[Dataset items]
►

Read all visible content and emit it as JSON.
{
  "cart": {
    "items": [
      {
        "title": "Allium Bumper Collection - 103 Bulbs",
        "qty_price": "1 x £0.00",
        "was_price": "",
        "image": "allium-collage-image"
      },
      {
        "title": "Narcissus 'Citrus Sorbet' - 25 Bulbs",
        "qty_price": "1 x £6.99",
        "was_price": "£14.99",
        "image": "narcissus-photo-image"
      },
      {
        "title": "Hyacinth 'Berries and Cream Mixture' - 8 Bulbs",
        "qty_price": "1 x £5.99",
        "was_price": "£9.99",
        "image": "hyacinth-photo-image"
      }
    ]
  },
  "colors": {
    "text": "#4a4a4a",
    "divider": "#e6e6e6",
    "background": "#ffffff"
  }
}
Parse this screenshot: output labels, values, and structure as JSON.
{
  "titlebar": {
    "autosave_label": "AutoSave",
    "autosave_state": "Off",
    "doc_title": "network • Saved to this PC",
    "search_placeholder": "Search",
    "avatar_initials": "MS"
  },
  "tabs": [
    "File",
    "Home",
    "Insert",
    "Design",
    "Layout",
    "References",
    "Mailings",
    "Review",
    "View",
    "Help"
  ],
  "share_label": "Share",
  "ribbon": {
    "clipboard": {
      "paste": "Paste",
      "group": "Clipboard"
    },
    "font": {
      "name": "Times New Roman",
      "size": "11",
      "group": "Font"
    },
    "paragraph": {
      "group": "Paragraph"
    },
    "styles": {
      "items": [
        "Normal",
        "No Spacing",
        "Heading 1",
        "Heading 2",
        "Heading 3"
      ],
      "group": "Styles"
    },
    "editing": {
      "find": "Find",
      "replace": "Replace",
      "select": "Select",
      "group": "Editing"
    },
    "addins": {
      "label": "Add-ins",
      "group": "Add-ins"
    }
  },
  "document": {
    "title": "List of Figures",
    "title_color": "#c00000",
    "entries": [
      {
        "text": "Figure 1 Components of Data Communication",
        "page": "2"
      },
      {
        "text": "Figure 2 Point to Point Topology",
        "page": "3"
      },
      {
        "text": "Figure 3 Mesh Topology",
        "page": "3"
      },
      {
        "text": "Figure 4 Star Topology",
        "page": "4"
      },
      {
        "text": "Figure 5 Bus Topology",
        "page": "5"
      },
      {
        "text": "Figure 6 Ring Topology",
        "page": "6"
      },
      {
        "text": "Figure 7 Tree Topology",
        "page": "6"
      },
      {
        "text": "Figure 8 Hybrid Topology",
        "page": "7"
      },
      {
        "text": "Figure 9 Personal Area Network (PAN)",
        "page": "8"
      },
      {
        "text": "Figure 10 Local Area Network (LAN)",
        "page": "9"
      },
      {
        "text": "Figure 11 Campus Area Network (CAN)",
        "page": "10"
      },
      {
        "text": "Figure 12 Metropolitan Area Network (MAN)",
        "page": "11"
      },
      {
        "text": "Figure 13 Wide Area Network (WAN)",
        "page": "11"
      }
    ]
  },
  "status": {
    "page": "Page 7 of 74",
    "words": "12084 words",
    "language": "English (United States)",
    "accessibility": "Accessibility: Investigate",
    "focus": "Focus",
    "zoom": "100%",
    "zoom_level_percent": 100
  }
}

◄

#### Aim of the task
Can you give every line above again, exactly as written?

#### Finished exercise
Read all visible content and emit it as JSON.
{
  "cart": {
    "items": [
      {
        "title": "Allium Bumper Collection - 103 Bulbs",
        "qty_price": "1 x £0.00",
        "was_price": "",
        "image": "allium-collage-image"
      },
      {
        "title": "Narcissus 'Citrus Sorbet' - 25 Bulbs",
        "qty_price": "1 x £6.99",
        "was_price": "£14.99",
        "image": "narcissus-photo-image"
      },
      {
        "title": "Hyacinth 'Berries and Cream Mixture' - 8 Bulbs",
        "qty_price": "1 x £5.99",
        "was_price": "£9.99",
        "image": "hyacinth-photo-image"
      }
    ]
  },
  "colors": {
    "text": "#4a4a4a",
    "divider": "#e6e6e6",
    "background": "#ffffff"
  }
}
Parse this screenshot: output labels, values, and structure as JSON.
{
  "titlebar": {
    "autosave_label": "AutoSave",
    "autosave_state": "Off",
    "doc_title": "network • Saved to this PC",
    "search_placeholder": "Search",
    "avatar_initials": "MS"
  },
  "tabs": [
    "File",
    "Home",
    "Insert",
    "Design",
    "Layout",
    "References",
    "Mailings",
    "Review",
    "View",
    "Help"
  ],
  "share_label": "Share",
  "ribbon": {
    "clipboard": {
      "paste": "Paste",
      "group": "Clipboard"
    },
    "font": {
      "name": "Times New Roman",
      "size": "11",
      "group": "Font"
    },
    "paragraph": {
      "group": "Paragraph"
    },
    "styles": {
      "items": [
        "Normal",
        "No Spacing",
        "Heading 1",
        "Heading 2",
        "Heading 3"
      ],
      "group": "Styles"
    },
    "editing": {
      "find": "Find",
      "replace": "Replace",
      "select": "Select",
      "group": "Editing"
    },
    "addins": {
      "label": "Add-ins",
      "group": "Add-ins"
    }
  },
  "document": {
    "title": "List of Figures",
    "title_color": "#c00000",
    "entries": [
      {
        "text": "Figure 1 Components of Data Communication",
        "page": "2"
      },
      {
        "text": "Figure 2 Point to Point Topology",
        "page": "3"
      },
      {
        "text": "Figure 3 Mesh Topology",
        "page": "3"
      },
      {
        "text": "Figure 4 Star Topology",
        "page": "4"
      },
      {
        "text": "Figure 5 Bus Topology",
        "page": "5"
      },
      {
        "text": "Figure 6 Ring Topology",
        "page": "6"
      },
      {
        "text": "Figure 7 Tree Topology",
        "page": "6"
      },
      {
        "text": "Figure 8 Hybrid Topology",
        "page": "7"
      },
      {
        "text": "Figure 9 Personal Area Network (PAN)",
        "page": "8"
      },
      {
        "text": "Figure 10 Local Area Network (LAN)",
        "page": "9"
      },
      {
        "text": "Figure 11 Campus Area Network (CAN)",
        "page": "10"
      },
      {
        "text": "Figure 12 Metropolitan Area Network (MAN)",
        "page": "11"
      },
      {
        "text": "Figure 13 Wide Area Network (WAN)",
        "page": "11"
      }
    ]
  },
  "status": {
    "page": "Page 7 of 74",
    "words": "12084 words",
    "language": "English (United States)",
    "accessibility": "Accessibility: Investigate",
    "focus": "Focus",
    "zoom": "100%",
    "zoom_level_percent": 100
  }
}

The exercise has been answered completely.